==== DATA SHOWN

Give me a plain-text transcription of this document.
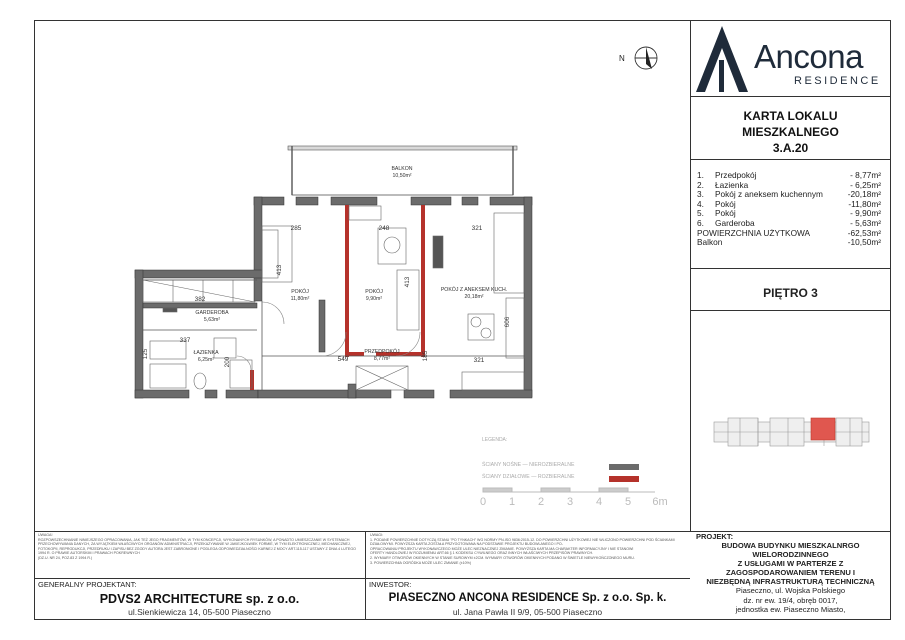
BALKON
10,50m²
POKÓJ
11,80m²
POKÓJ
9,90m²
POKÓJ Z ANEKSEM KUCH.
20,18m²
GARDEROBA
5,63m²
ŁAZIENKA
6,25m²
PRZEDPOKÓJ
8,77m²
285	248	321
413
413
382
337
549	321
185
606
200
125
N
LEGENDA:
ŚCIANY NOŚNE — NIEROZBIERALNE
ŚCIANY DZIAŁOWE — ROZBIERALNE
0 1 2 3 4 5 6m
Ancona
RESIDENCE
KARTA LOKALU
MIESZKALNEGO
3.A.20
1.	Przedpokój	- 8,77m²
2.	Łazienka	- 6,25m²
3.	Pokój z aneksem kuchennym	-20,18m²
4.	Pokój	-11,80m²
5.	Pokój	- 9,90m²
6.	Garderoba	- 5,63m²
POWIERZCHNIA UŻYTKOWA	-62,53m²
Balkon	-10,50m²
PIĘTRO 3
UWAGA!
ROZPOWSZECHNIANIE NINIEJSZEGO OPRACOWANIA, JAK TEŻ JEGO FRAGMENTÓW, W TYM KONCEPCJI, WYKONANYCH RYSUNKÓW, A PONADTO UMIESZCZANIE W SYSTEMACH PRZECHOWYWANIA DANYCH, ZA WYJĄTKIEM WŁAŚCIWYCH ORGANÓW ADMINISTRACJI, PRZEKAZYWANIE W JAKIEJKOLWIEK FORMIE, W TYM ELEKTRONICZNEJ, MECHANICZNEJ, FOTOKOPII, REPRODUKCJI, PRZEDRUKU I ZAPISU BEZ ZGODY AUTORA JEST ZABRONIONE I PODLEGA ODPOWIEDZIALNOŚCI KARNEJ Z MOCY ART.115-117 USTAWY Z DNIA 4 LUTEGO 1994 R. O PRAWIE AUTORSKIM I PRAWACH POKREWNYCH
(DZ.U. NR 24, POZ.83 Z 1994 R.)
UWAGI:
1. PODANE POWIERZCHNIE DOTYCZĄ STANU "PO TYNKACH" WG NORMY PN-ISO 9836:2015-12. DO POWIERZCHNI UŻYTKOWEJ NIE WLICZONO POWIERZCHNI POD ŚCIANKAMI DZIAŁOWYMI. POWYŻSZA KARTA ZOSTAŁA PRZYGOTOWANA NA PODSTAWIE PROJEKTU BUDOWLANEGO I PO-
OPRACOWANIU PROJEKTU WYKONAWCZEGO MOŻE ULEC NIEZNACZNEJ ZMIANIE. POWYŻSZA KARTA MA CHARAKTER INFORMACYJNY I NIE STANOWI
OFERTY HANDLOWEJ W ROZUMIENIU ART.66 § 1 KODEKSU CYWILNEGO ORAZ INNYCH WŁAŚCIWYCH PRZEPISÓW PRAWNYCH.
2. WYMIARY OTWORÓW OKIENNYCH W STANIE SUROWYM ±2CM. WYMIARY OTWORÓW OKIENNYCH PODANO W ŚWIETLE NIEWYKOŃCZONEGO MURU.
3. POWIERZCHNIA OGRÓDKA MOŻE ULEC ZMIANIE (±10%)
GENERALNY PROJEKTANT:
PDVS2 ARCHITECTURE sp. z o.o.
ul.Sienkiewicza 14, 05-500 Piaseczno
INWESTOR:
PIASECZNO ANCONA RESIDENCE Sp. z o.o. Sp. k.
ul. Jana Pawła II 9/9, 05-500 Piaseczno
PROJEKT:
BUDOWA BUDYNKU MIESZKALNRGO
WIELORODZINNEGO
Z USŁUGAMI W PARTERZE Z
ZAGOSPODAROWANIEM TERENU I
NIEZBĘDNĄ INFRASTRUKTURĄ TECHNICZNĄ
Piaseczno, ul. Wojska Polskiego
dz. nr ew. 19/4, obręb 0017,
jednostka ew. Piaseczno Miasto,
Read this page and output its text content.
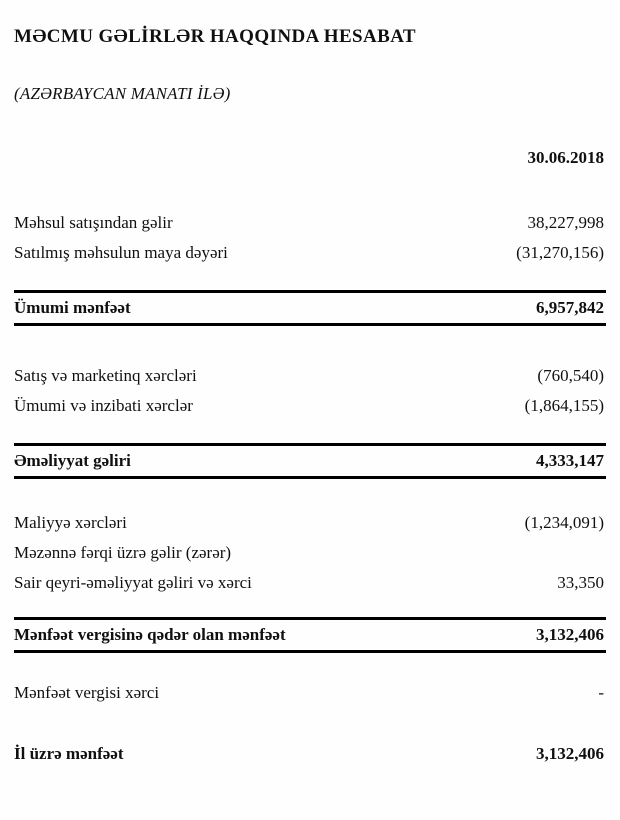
MƏCMU GƏLİRLƏR HAQQINDA HESABAT
(AZƏRBAYCAN MANATI İLƏ)
30.06.2018
Məhsul satışından gəlir	38,227,998
Satılmış məhsulun maya dəyəri	(31,270,156)
Ümumi mənfəət	6,957,842
Satış və marketinq xərcləri	(760,540)
Ümumi və inzibati xərclər	(1,864,155)
Əməliyyat gəliri	4,333,147
Maliyyə xərcləri	(1,234,091)
Məzənnə fərqi üzrə gəlir (zərər)
Sair qeyri-əməliyyat gəliri və xərci	33,350
Mənfəət vergisinə qədər olan mənfəət	3,132,406
Mənfəət vergisi xərci	-
İl üzrə mənfəət	3,132,406
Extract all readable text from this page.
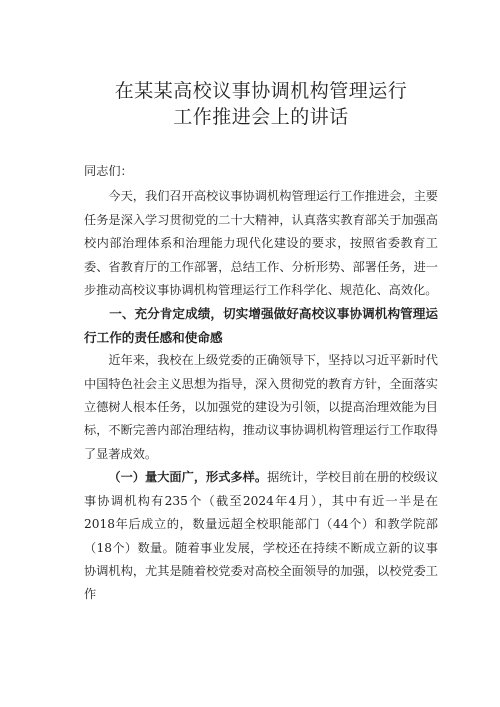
在某某高校议事协调机构管理运行
工作推进会上的讲话

同志们：

今天，我们召开高校议事协调机构管理运行工作推进会，主要任务是深入学习贯彻党的二十大精神，认真落实教育部关于加强高校内部治理体系和治理能力现代化建设的要求，按照省委教育工委、省教育厅的工作部署，总结工作、分析形势、部署任务，进一步推动高校议事协调机构管理运行工作科学化、规范化、高效化。

一、充分肯定成绩，切实增强做好高校议事协调机构管理运行工作的责任感和使命感

近年来，我校在上级党委的正确领导下，坚持以习近平新时代中国特色社会主义思想为指导，深入贯彻党的教育方针，全面落实立德树人根本任务，以加强党的建设为引领，以提高治理效能为目标，不断完善内部治理结构，推动议事协调机构管理运行工作取得了显著成效。

（一）量大面广，形式多样。据统计，学校目前在册的校级议事协调机构有235个（截至2024年4月），其中有近一半是在2018年后成立的，数量远超全校职能部门（44个）和教学院部（18个）数量。随着事业发展，学校还在持续不断成立新的议事协调机构，尤其是随着校党委对高校全面领导的加强，以校党委工作
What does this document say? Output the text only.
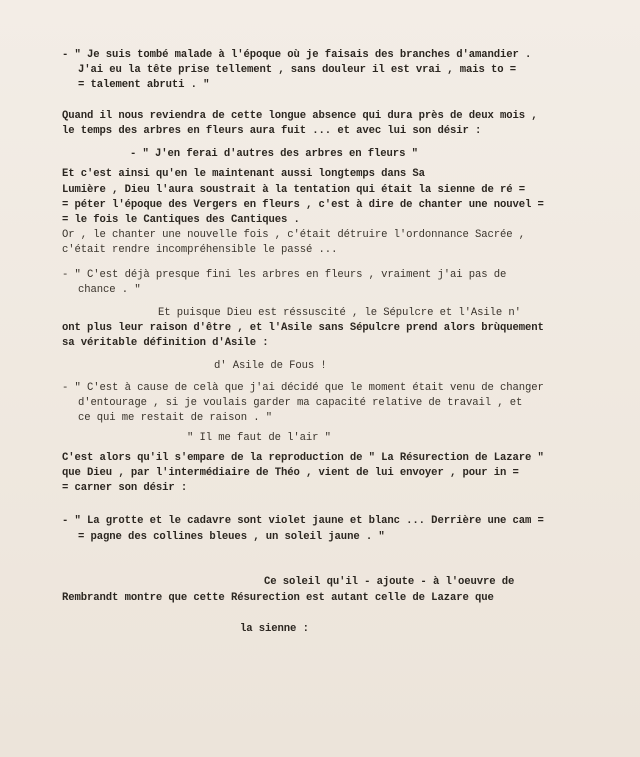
- " Je suis tombé malade à l'époque où je faisais des branches d'amandier .
J'ai eu la tête prise tellement , sans douleur il est vrai , mais to =
= talement abruti . "
Quand il nous reviendra de cette longue absence qui dura près de deux mois ,
le temps des arbres en fleurs aura fuit ... et avec lui son désir :
- " J'en ferai d'autres des arbres en fleurs "
Et c'est ainsi qu'en le maintenant aussi longtemps dans Sa
Lumière , Dieu l'aura soustrait à la tentation qui était la sienne de ré =
= péter l'époque des Vergers en fleurs , c'est à dire de chanter une nouvel =
= le fois le Cantiques des Cantiques .
Or , le chanter une nouvelle fois , c'était détruire l'ordonnance Sacrée ,
c'était rendre incompréhensible le passé ...
- " C'est déjà presque fini les arbres en fleurs , vraiment j'ai pas de
chance . "
Et puisque Dieu est réssuscité , le Sépulcre et l'Asile n'
ont plus leur raison d'être , et l'Asile sans Sépulcre prend alors brùquement
sa véritable définition d'Asile :
d' Asile de Fous !
- " C'est à cause de celà que j'ai décidé que le moment était venu de changer
d'entourage , si je voulais garder ma capacité relative de travail , et
ce qui me restait de raison . "
" Il me faut de l'air "
C'est alors qu'il s'empare de la reproduction de " La Résurection de Lazare "
que Dieu , par l'intermédiaire de Théo , vient de lui envoyer , pour in =
= carner son désir :
- " La grotte et le cadavre sont violet jaune et blanc ... Derrière une cam =
= pagne des collines bleues , un soleil jaune . "
Ce soleil qu'il - ajoute - à l'oeuvre de
Rembrandt montre que cette Résurection est autant celle de Lazare que
la sienne :
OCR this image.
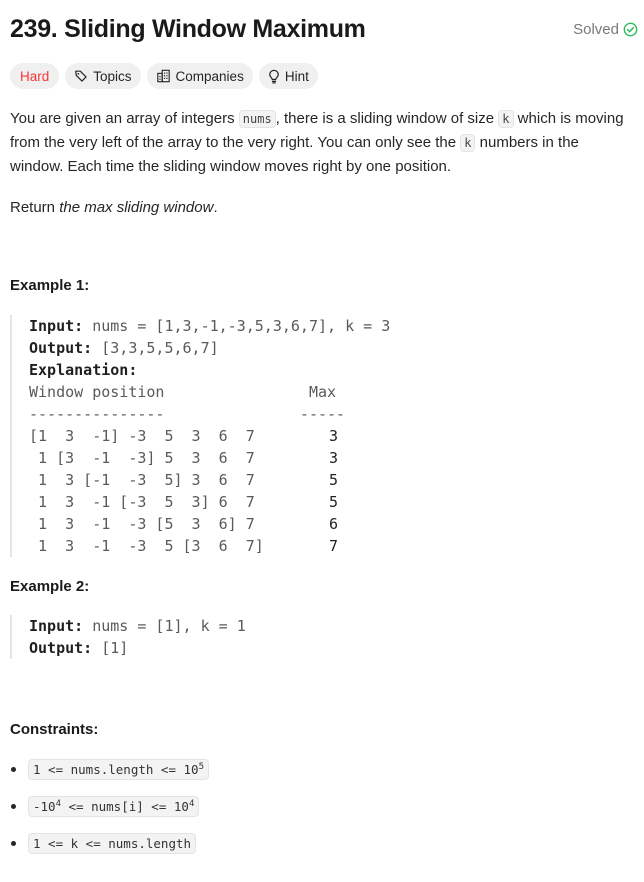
239. Sliding Window Maximum	Solved
Hard	Topics	Companies	Hint

You are given an array of integers nums , there is a sliding window of size k which is moving from the very left of the array to the very right. You can only see the k numbers in the window. Each time the sliding window moves right by one position.

Return the max sliding window.

Example 1:
Input: nums = [1,3,-1,-3,5,3,6,7], k = 3
Output: [3,3,5,5,6,7]
Explanation:
Window position                Max
---------------               -----
[1  3  -1] -3  5  3  6  7	3

1 [3  -1  -3] 5  3  6  7	3

1  3 [-1  -3  5] 3  6  7	5

1  3  -1 [-3  5  3] 6  7	5

1  3  -1  -3 [5  3  6] 7	6

1  3  -1  -3  5 [3  6  7]	7
Example 2:
Input: nums = [1], k = 1
Output: [1]
Constraints:
1 <= nums.length <= $10^5$
$-10^4$ <= nums[i] <= $10^4$
1 <= k <= nums.length
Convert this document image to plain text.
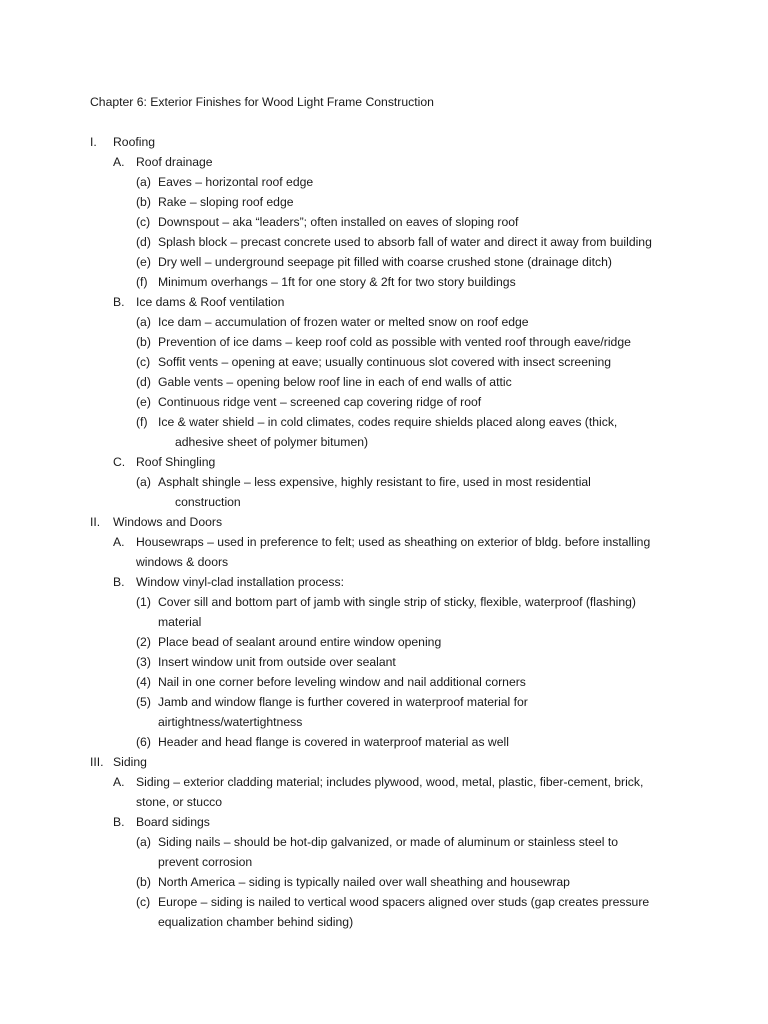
Chapter 6: Exterior Finishes for Wood Light Frame Construction
I. Roofing
A. Roof drainage
(a) Eaves – horizontal roof edge
(b) Rake – sloping roof edge
(c) Downspout – aka “leaders”; often installed on eaves of sloping roof
(d) Splash block – precast concrete used to absorb fall of water and direct it away from building
(e) Dry well – underground seepage pit filled with coarse crushed stone (drainage ditch)
(f) Minimum overhangs – 1ft for one story & 2ft for two story buildings
B. Ice dams & Roof ventilation
(a) Ice dam – accumulation of frozen water or melted snow on roof edge
(b) Prevention of ice dams – keep roof cold as possible with vented roof through eave/ridge
(c) Soffit vents – opening at eave; usually continuous slot covered with insect screening
(d) Gable vents – opening below roof line in each of end walls of attic
(e) Continuous ridge vent – screened cap covering ridge of roof
(f) Ice & water shield – in cold climates, codes require shields placed along eaves (thick,
adhesive sheet of polymer bitumen)
C. Roof Shingling
(a) Asphalt shingle – less expensive, highly resistant to fire, used in most residential
construction
II. Windows and Doors
A. Housewraps – used in preference to felt; used as sheathing on exterior of bldg. before installing
windows & doors
B. Window vinyl-clad installation process:
(1) Cover sill and bottom part of jamb with single strip of sticky, flexible, waterproof (flashing)
material
(2) Place bead of sealant around entire window opening
(3) Insert window unit from outside over sealant
(4) Nail in one corner before leveling window and nail additional corners
(5) Jamb and window flange is further covered in waterproof material for
airtightness/watertightness
(6) Header and head flange is covered in waterproof material as well
III. Siding
A. Siding – exterior cladding material; includes plywood, wood, metal, plastic, fiber-cement, brick,
stone, or stucco
B. Board sidings
(a) Siding nails – should be hot-dip galvanized, or made of aluminum or stainless steel to
prevent corrosion
(b) North America – siding is typically nailed over wall sheathing and housewrap
(c) Europe – siding is nailed to vertical wood spacers aligned over studs (gap creates pressure
equalization chamber behind siding)
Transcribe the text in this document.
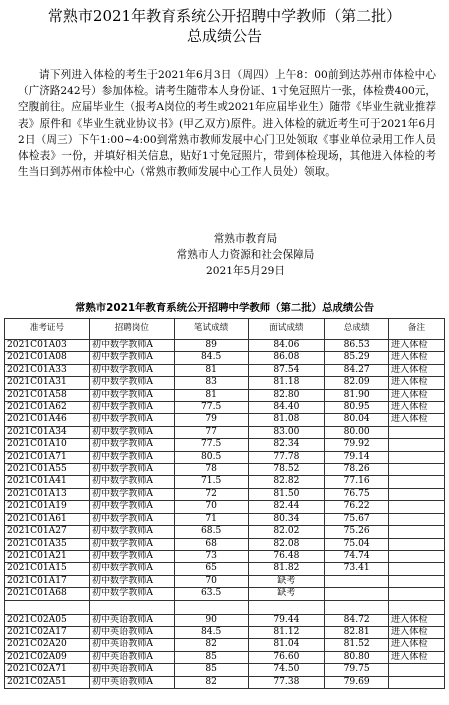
常熟市2021年教育系统公开招聘中学教师（第二批）
总成绩公告

请下列进入体检的考生于2021年6月3日（周四）上午8：00前到达苏州市体检中心（广济路242号）参加体检。请考生随带本人身份证、1寸免冠照片一张，体检费400元，空腹前往。应届毕业生（报考A岗位的考生或2021年应届毕业生）随带《毕业生就业推荐表》原件和《毕业生就业协议书》(甲乙双方)原件。进入体检的就近考生可于2021年6月2日（周三）下午1:00~4:00到常熟市教师发展中心门卫处领取《事业单位录用工作人员体检表》一份，并填好相关信息，贴好1寸免冠照片，带到体检现场，其他进入体检的考生当日到苏州市体检中心（常熟市教师发展中心工作人员处）领取。

常熟市教育局
常熟市人力资源和社会保障局
2021年5月29日
常熟市2021年教育系统公开招聘中学教师（第二批）总成绩公告
准考证号	招聘岗位	笔试成绩	面试成绩	总成绩	备注
2021C01A03	初中数学教师A	89	84.06	86.53	进入体检
2021C01A08	初中数学教师A	84.5	86.08	85.29	进入体检
2021C01A33	初中数学教师A	81	87.54	84.27	进入体检
2021C01A31	初中数学教师A	83	81.18	82.09	进入体检
2021C01A58	初中数学教师A	81	82.80	81.90	进入体检
2021C01A62	初中数学教师A	77.5	84.40	80.95	进入体检
2021C01A46	初中数学教师A	79	81.08	80.04	进入体检
2021C01A34	初中数学教师A	77	83.00	80.00	
2021C01A10	初中数学教师A	77.5	82.34	79.92	
2021C01A71	初中数学教师A	80.5	77.78	79.14	
2021C01A55	初中数学教师A	78	78.52	78.26	
2021C01A41	初中数学教师A	71.5	82.82	77.16	
2021C01A13	初中数学教师A	72	81.50	76.75	
2021C01A19	初中数学教师A	70	82.44	76.22	
2021C01A61	初中数学教师A	71	80.34	75.67	
2021C01A27	初中数学教师A	68.5	82.02	75.26	
2021C01A35	初中数学教师A	68	82.08	75.04	
2021C01A21	初中数学教师A	73	76.48	74.74	
2021C01A15	初中数学教师A	65	81.82	73.41	
2021C01A17	初中数学教师A	70	缺考		
2021C01A68	初中数学教师A	63.5	缺考		

2021C02A05	初中英语教师A	90	79.44	84.72	进入体检
2021C02A17	初中英语教师A	84.5	81.12	82.81	进入体检
2021C02A20	初中英语教师A	82	81.04	81.52	进入体检
2021C02A09	初中英语教师A	85	76.60	80.80	进入体检
2021C02A71	初中英语教师A	85	74.50	79.75	
2021C02A51	初中英语教师A	82	77.38	79.69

========

**TASK REQUIREMENTS:** Check each line of the entries above for the word "this". List the ones that have it.

**REPLY TO THE TASK:**
Give me a plain-text transcription of this document.
Read this page and output its text content.
Extract all readable text from this page.
What does this document say? Output the text only.
OCR this image.
Convert this document image to plain text.
Transcribe the text in this document.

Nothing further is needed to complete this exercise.